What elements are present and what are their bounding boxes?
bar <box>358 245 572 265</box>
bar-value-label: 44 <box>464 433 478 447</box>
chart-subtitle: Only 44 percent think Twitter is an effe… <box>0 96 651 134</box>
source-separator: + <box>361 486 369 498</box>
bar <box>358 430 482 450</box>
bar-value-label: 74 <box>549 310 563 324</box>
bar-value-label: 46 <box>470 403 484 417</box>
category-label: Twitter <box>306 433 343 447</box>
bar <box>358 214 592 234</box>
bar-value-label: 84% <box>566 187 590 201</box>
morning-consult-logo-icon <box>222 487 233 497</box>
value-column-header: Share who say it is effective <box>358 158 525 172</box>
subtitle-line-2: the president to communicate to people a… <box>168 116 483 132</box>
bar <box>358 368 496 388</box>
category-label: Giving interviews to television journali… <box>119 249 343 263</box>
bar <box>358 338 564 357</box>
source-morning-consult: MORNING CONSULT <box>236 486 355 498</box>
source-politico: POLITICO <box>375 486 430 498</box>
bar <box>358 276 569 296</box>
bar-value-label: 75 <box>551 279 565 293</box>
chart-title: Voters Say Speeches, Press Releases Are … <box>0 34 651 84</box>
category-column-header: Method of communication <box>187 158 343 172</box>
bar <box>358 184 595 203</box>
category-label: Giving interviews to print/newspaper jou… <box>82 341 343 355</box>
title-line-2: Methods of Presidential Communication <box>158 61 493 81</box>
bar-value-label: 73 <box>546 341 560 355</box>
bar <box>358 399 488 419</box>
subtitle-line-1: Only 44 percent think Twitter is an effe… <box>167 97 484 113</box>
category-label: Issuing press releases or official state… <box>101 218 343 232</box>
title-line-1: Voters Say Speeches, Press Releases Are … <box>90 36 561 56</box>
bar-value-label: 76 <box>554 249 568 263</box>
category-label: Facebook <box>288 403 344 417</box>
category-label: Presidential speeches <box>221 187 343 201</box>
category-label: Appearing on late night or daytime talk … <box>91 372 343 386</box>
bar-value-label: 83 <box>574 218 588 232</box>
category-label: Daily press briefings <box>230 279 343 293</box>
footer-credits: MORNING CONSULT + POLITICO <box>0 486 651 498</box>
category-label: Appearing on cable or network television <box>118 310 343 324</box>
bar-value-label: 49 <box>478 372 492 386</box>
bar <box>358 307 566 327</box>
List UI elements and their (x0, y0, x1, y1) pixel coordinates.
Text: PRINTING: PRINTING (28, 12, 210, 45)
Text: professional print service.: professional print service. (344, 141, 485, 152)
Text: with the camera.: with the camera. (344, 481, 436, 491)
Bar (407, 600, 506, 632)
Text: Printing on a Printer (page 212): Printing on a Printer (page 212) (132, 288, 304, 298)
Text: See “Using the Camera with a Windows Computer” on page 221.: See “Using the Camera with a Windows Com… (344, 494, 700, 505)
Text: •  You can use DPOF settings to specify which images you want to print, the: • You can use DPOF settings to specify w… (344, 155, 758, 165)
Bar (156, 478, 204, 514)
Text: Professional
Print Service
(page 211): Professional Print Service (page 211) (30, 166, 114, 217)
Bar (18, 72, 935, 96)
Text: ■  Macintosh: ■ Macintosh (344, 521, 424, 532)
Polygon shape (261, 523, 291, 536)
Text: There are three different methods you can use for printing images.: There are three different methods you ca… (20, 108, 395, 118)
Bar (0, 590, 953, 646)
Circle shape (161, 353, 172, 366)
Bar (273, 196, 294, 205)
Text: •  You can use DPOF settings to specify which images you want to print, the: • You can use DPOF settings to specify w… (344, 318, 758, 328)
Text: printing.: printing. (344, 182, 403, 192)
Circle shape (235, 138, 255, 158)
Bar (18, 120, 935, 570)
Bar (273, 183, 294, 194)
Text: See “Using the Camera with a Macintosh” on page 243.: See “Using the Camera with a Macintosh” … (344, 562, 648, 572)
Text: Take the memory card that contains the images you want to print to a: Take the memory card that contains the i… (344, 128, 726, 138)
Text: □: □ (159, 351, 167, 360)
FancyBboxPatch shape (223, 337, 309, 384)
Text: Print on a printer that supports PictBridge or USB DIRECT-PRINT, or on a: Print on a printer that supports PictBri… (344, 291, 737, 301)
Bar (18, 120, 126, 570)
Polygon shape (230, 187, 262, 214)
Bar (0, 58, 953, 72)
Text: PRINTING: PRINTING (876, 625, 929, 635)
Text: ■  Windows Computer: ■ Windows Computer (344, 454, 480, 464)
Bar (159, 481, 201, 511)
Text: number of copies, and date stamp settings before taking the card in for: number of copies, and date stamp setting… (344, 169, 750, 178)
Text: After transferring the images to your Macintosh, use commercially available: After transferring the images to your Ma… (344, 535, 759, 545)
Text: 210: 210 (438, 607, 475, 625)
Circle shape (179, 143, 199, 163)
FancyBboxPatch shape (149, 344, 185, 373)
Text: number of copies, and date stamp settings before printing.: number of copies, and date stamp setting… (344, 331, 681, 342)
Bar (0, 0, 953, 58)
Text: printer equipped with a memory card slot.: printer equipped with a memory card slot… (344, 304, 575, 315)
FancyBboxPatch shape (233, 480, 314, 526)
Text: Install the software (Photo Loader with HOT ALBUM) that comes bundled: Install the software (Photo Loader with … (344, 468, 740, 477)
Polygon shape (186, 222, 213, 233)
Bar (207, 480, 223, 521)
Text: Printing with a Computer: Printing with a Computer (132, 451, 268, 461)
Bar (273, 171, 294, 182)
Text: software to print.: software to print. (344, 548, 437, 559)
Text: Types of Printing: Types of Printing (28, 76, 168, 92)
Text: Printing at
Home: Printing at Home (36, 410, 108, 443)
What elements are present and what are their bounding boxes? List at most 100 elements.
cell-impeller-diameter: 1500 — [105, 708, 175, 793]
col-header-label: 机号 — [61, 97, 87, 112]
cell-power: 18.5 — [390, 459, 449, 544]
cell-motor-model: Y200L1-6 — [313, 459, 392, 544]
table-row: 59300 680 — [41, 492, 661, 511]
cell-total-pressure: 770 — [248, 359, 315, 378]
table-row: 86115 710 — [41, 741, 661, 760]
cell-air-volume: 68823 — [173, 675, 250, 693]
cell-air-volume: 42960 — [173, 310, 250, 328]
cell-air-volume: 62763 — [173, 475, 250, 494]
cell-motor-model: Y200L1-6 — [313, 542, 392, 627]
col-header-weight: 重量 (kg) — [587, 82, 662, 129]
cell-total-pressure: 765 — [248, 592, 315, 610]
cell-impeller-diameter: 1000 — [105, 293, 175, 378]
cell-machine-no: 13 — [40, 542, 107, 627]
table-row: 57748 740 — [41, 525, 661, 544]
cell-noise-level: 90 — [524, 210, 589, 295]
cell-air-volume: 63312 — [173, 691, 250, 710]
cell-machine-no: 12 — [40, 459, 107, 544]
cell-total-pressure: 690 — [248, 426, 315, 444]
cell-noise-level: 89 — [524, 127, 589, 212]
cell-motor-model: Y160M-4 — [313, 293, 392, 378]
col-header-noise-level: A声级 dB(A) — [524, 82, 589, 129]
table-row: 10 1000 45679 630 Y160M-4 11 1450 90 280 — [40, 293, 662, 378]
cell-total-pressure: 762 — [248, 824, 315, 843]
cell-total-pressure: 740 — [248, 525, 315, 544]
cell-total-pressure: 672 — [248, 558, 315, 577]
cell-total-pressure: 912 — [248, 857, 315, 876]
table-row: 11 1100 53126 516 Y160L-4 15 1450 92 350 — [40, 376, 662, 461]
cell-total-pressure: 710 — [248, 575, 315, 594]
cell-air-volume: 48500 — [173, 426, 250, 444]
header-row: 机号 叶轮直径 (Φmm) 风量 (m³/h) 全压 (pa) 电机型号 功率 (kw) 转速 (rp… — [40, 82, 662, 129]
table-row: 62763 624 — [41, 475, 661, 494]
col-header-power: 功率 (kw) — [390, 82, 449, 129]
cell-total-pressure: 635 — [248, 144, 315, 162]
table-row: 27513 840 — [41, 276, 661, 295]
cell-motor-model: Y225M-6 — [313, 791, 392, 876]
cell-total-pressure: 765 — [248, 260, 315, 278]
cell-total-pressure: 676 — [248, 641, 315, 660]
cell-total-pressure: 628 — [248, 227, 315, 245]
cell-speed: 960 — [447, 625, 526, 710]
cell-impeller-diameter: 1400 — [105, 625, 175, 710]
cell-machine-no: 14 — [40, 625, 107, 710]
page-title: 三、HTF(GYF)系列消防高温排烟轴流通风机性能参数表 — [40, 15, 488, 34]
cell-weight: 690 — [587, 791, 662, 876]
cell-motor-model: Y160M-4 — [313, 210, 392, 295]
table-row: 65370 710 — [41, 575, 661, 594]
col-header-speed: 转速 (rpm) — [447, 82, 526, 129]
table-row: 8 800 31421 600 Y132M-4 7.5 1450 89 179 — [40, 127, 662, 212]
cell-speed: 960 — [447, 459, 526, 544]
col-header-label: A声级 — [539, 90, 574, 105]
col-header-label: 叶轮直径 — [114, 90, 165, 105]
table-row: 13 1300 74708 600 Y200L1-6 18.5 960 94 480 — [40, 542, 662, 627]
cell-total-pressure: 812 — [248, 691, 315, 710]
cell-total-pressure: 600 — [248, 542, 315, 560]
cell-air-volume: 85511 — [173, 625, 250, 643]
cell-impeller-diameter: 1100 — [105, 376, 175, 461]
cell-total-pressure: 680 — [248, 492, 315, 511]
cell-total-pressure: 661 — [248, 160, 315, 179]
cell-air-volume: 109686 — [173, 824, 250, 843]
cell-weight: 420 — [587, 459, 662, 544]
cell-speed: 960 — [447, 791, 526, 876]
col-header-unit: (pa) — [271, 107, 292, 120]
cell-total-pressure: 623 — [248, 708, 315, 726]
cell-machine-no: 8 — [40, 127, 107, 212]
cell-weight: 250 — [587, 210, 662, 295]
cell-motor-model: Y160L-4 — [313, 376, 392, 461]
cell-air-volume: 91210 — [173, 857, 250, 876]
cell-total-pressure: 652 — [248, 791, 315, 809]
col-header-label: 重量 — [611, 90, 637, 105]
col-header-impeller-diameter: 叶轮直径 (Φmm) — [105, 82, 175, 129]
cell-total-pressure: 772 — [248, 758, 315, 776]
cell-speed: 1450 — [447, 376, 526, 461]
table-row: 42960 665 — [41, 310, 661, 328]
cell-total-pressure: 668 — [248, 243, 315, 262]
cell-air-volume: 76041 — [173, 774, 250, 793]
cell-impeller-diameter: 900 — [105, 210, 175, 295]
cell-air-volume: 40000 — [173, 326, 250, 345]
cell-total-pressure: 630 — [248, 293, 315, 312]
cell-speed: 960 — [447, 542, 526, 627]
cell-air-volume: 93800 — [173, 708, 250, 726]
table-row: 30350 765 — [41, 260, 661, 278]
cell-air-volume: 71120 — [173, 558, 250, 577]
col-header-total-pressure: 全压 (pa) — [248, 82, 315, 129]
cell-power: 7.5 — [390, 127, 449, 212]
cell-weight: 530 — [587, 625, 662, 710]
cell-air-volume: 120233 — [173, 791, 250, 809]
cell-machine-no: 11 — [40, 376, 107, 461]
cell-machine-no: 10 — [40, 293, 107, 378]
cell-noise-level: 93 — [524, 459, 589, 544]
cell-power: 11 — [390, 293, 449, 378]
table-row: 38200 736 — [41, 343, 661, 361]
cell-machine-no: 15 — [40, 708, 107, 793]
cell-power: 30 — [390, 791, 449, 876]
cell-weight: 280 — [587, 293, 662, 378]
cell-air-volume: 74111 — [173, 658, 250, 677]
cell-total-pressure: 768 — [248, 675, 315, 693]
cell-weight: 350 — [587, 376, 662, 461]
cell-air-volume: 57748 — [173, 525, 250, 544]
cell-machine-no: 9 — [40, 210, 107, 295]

# # # # #

Description of the task: Update everything from the start of the items down to the line containing "subtitle-line-1: Only 44" by replacing "category-label" with "category-name" and leaving all else unchanged.

The output:
What elements are present and what are their bounding boxes?
bar <box>358 245 572 265</box>
bar-value-label: 44 <box>464 433 478 447</box>
chart-subtitle: Only 44 percent think Twitter is an effe… <box>0 96 651 134</box>
source-separator: + <box>361 486 369 498</box>
bar <box>358 430 482 450</box>
bar-value-label: 74 <box>549 310 563 324</box>
bar-value-label: 46 <box>470 403 484 417</box>
category-name: Twitter <box>306 433 343 447</box>
bar <box>358 214 592 234</box>
bar-value-label: 84% <box>566 187 590 201</box>
morning-consult-logo-icon <box>222 487 233 497</box>
value-column-header: Share who say it is effective <box>358 158 525 172</box>
subtitle-line-2: the president to communicate to people a… <box>168 116 483 132</box>
bar <box>358 368 496 388</box>
category-name: Giving interviews to television journali… <box>119 249 343 263</box>
bar <box>358 338 564 357</box>
source-morning-consult: MORNING CONSULT <box>236 486 355 498</box>
source-politico: POLITICO <box>375 486 430 498</box>
bar <box>358 276 569 296</box>
bar-value-label: 75 <box>551 279 565 293</box>
chart-title: Voters Say Speeches, Press Releases Are … <box>0 34 651 84</box>
category-column-header: Method of communication <box>187 158 343 172</box>
bar <box>358 184 595 203</box>
category-name: Giving interviews to print/newspaper jou… <box>82 341 343 355</box>
title-line-2: Methods of Presidential Communication <box>158 61 493 81</box>
bar-value-label: 73 <box>546 341 560 355</box>
bar <box>358 399 488 419</box>
subtitle-line-1: Only 44 percent think Twitter is an effe… <box>167 97 484 113</box>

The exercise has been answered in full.